PROBLEM:
Identify each line below containing the string "обращаться" and copy it.

Recorded data:
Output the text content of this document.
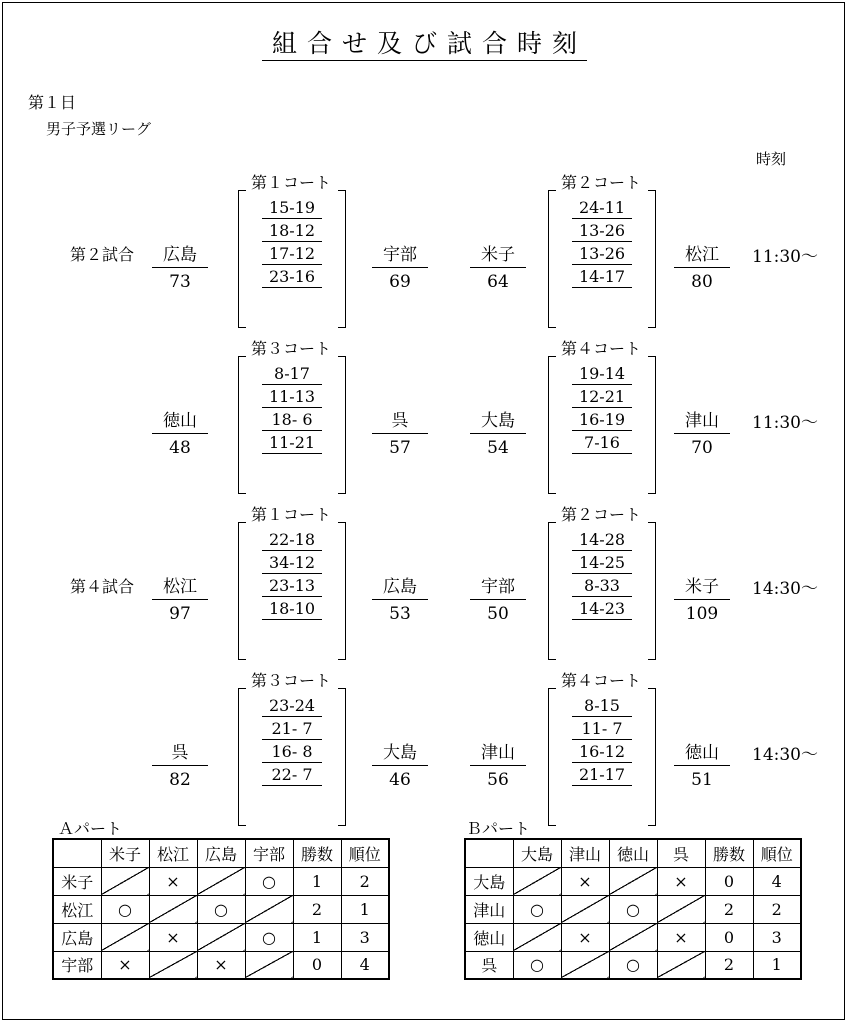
組合せ及び試合時刻
第１日
男子予選リーグ
時刻
第２試合	広島
73
第１コート
15-19
18-12
17-12
23-16
宇部
69
米子
64
第２コート
24-11
13-26
13-26
14-17
松江
80
11:30～
徳山
48
第３コート
8-17
11-13
18- 6
11-21
呉
57
大島
54
第４コート
19-14
12-21
16-19
7-16
津山
70
11:30～
第４試合	松江
97
第１コート
22-18
34-12
23-13
18-10
広島
53
宇部
50
第２コート
14-28
14-25
8-33
14-23
米子
109
14:30～
呉
82
第３コート
23-24
21- 7
16- 8
22- 7
大島
46
津山
56
第４コート
8-15
11- 7
16-12
21-17
徳山
51
14:30～
Ａパート
	米子	松江	広島	宇部	勝数	順位
米子		×		○	1	2
松江	○		○		2	1
広島		×		○	1	3
宇部	×		×		0	4
Ｂパート
	大島	津山	徳山	呉	勝数	順位
大島		×		×	0	4
津山	○		○		2	2
徳山		×		×	0	3
呉	○		○		2	1
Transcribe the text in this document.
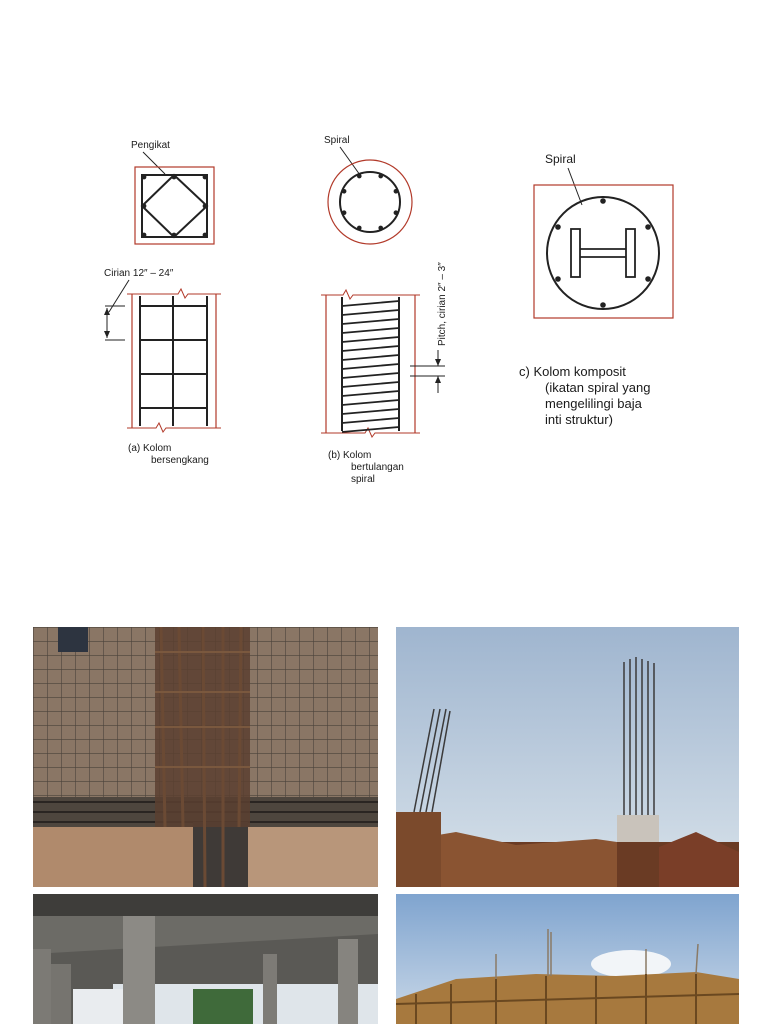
Pengikat
Cirian 12″ – 24″
(a) Kolom
bersengkang
Spiral
Pitch, cirian 2″ – 3″
(b) Kolom
bertulangan
spiral
Spiral
c) Kolom komposit
(ikatan spiral yang
mengelilingi baja
inti struktur)
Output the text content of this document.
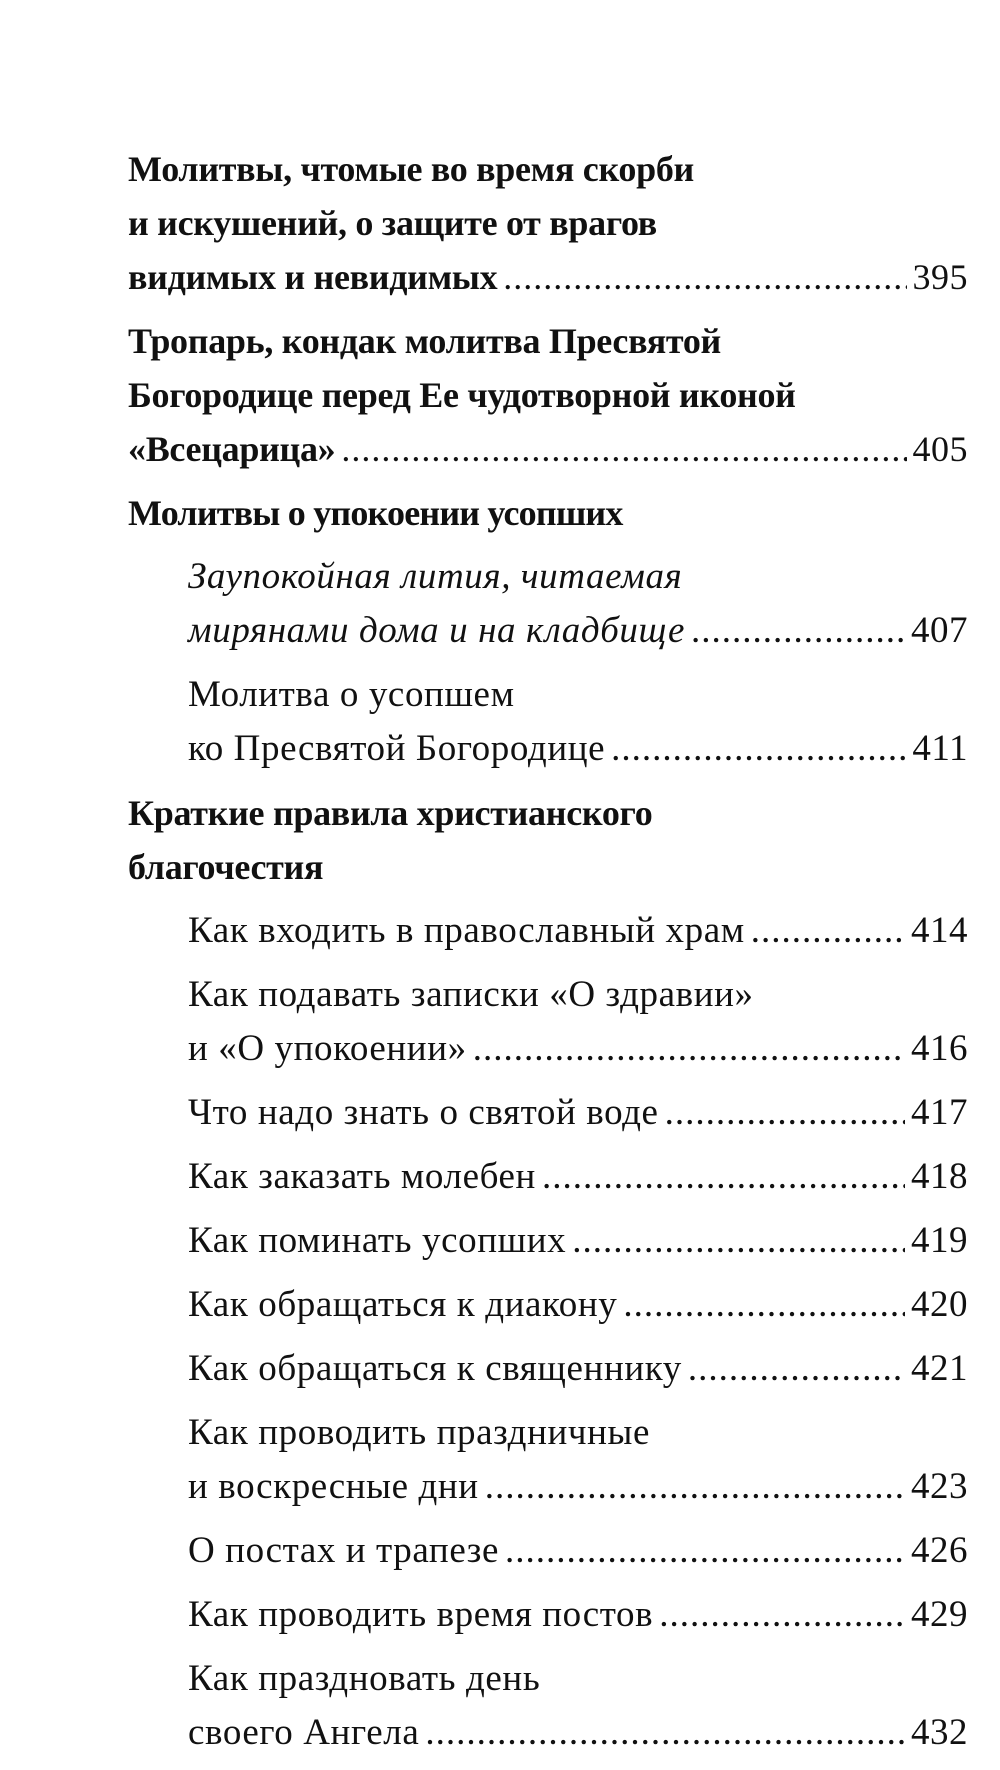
Молитвы, чтомые во время скорби
и искушений, о защите от врагов
видимых и невидимых .....	395
Тропарь, кондак молитва Пресвятой
Богородице перед Ее чудотворной иконой
«Всецарица» .....	405
Молитвы о упокоении усопших
Заупокойная лития, читаемая
мирянами дома и на кладбище .....	407
Молитва о усопшем
ко Пресвятой Богородице .....	411
Краткие правила христианского
благочестия
Как входить в православный храм .....	414
Как подавать записки «О здравии»
и «О упокоении» .....	416
Что надо знать о святой воде .....	417
Как заказать молебен .....	418
Как поминать усопших .....	419
Как обращаться к диакону .....	420
Как обращаться к священнику .....	421
Как проводить праздничные
и воскресные дни .....	423
О постах и трапезе .....	426
Как проводить время постов .....	429
Как праздновать день
своего Ангела .....	432
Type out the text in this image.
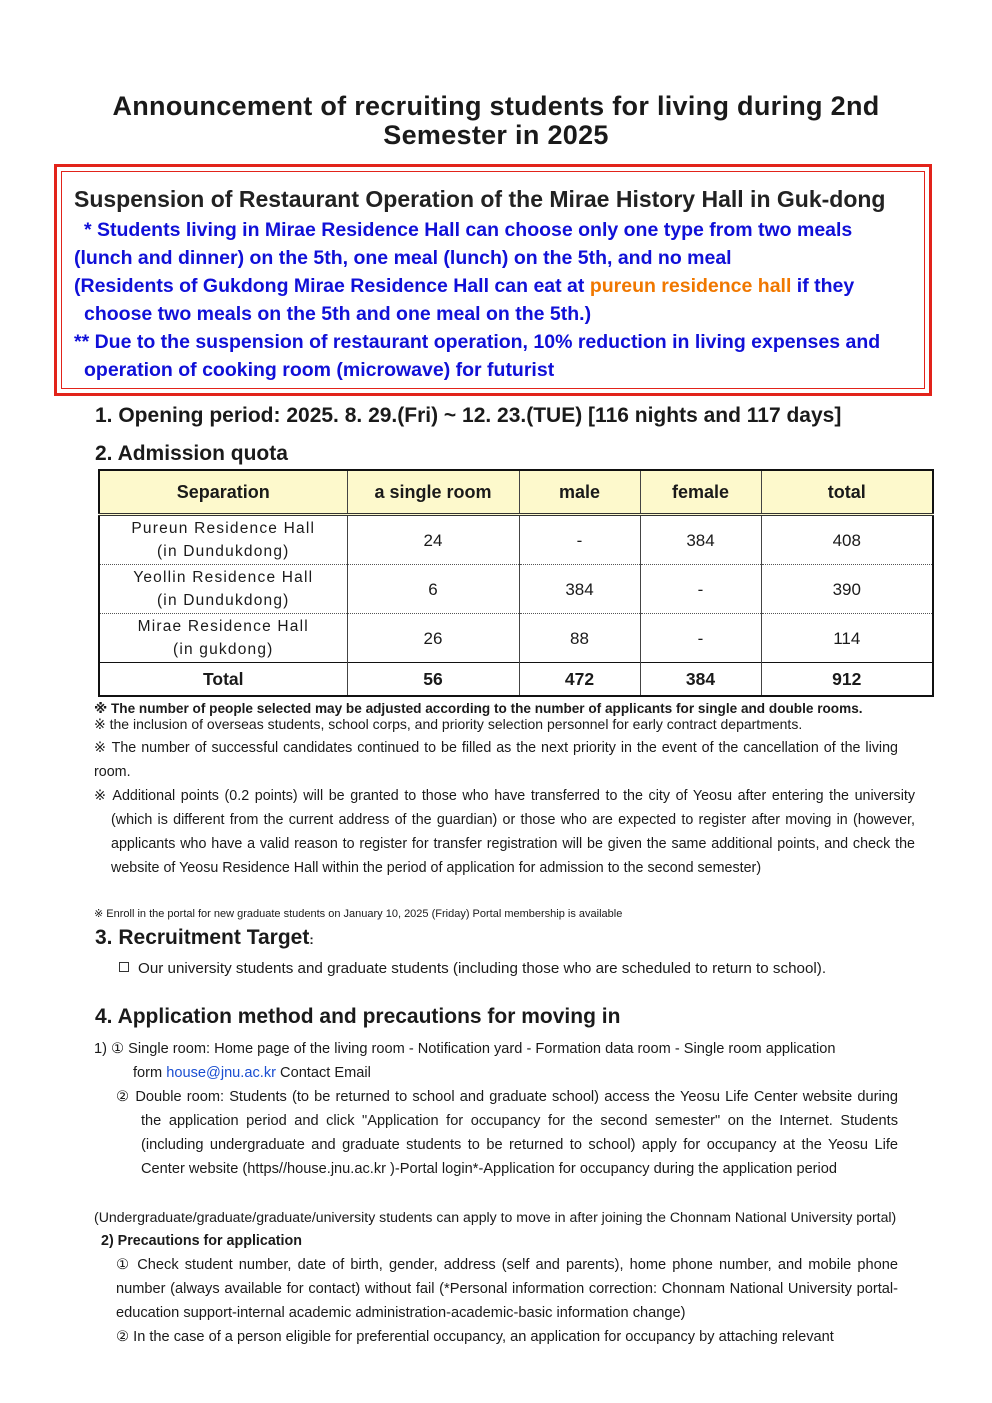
Announcement of recruiting students for living during 2nd
Semester in 2025
Suspension of Restaurant Operation of the Mirae History Hall in Guk-dong
* Students living in Mirae Residence Hall can choose only one type from two meals
(lunch and dinner) on the 5th, one meal (lunch) on the 5th, and no meal
(Residents of Gukdong Mirae Residence Hall can eat at pureun residence hall if they
choose two meals on the 5th and one meal on the 5th.)
** Due to the suspension of restaurant operation, 10% reduction in living expenses and
operation of cooking room (microwave) for futurist
1. Opening period: 2025. 8. 29.(Fri) ~ 12. 23.(TUE) [116 nights and 117 days]
2. Admission quota
Separation	a single room	male	female	total

Pureun Residence Hall
(in Dundukdong)	24	-	384	408

Yeollin Residence Hall
(in Dundukdong)	6	384	-	390

Mirae Residence Hall
(in gukdong)	26	88	-	114
Total	56	472	384	912
※ The number of people selected may be adjusted according to the number of applicants for single and double rooms.
※ the inclusion of overseas students, school corps, and priority selection personnel for early contract departments.
※ The number of successful candidates continued to be filled as the next priority in the event of the cancellation of the living room.
※ Additional points (0.2 points) will be granted to those who have transferred to the city of Yeosu after entering the university (which is different from the current address of the guardian) or those who are expected to register after moving in (however, applicants who have a valid reason to register for transfer registration will be given the same additional points, and check the website of Yeosu Residence Hall within the period of application for admission to the second semester)
※ Enroll in the portal for new graduate students on January 10, 2025 (Friday) Portal membership is available
3. Recruitment Target:
Our university students and graduate students (including those who are scheduled to return to school).
4. Application method and precautions for moving in
1) ① Single room: Home page of the living room - Notification yard - Formation data room - Single room application
form house@jnu.ac.kr Contact Email
② Double room: Students (to be returned to school and graduate school) access the Yeosu Life Center website during the application period and click "Application for occupancy for the second semester" on the Internet. Students (including undergraduate and graduate students to be returned to school) apply for occupancy at the Yeosu Life Center website (https//house.jnu.ac.kr )-Portal login*-Application for occupancy during the application period
(Undergraduate/graduate/graduate/university students can apply to move in after joining the Chonnam National University portal)
2) Precautions for application
① Check student number, date of birth, gender, address (self and parents), home phone number, and mobile phone number (always available for contact) without fail (*Personal information correction: Chonnam National University portal-education support-internal academic administration-academic-basic information change)
② In the case of a person eligible for preferential occupancy, an application for occupancy by attaching relevant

EXERCISE ANSWER:
Как обращаться к диакону .....	420
Как обращаться к священнику .....	421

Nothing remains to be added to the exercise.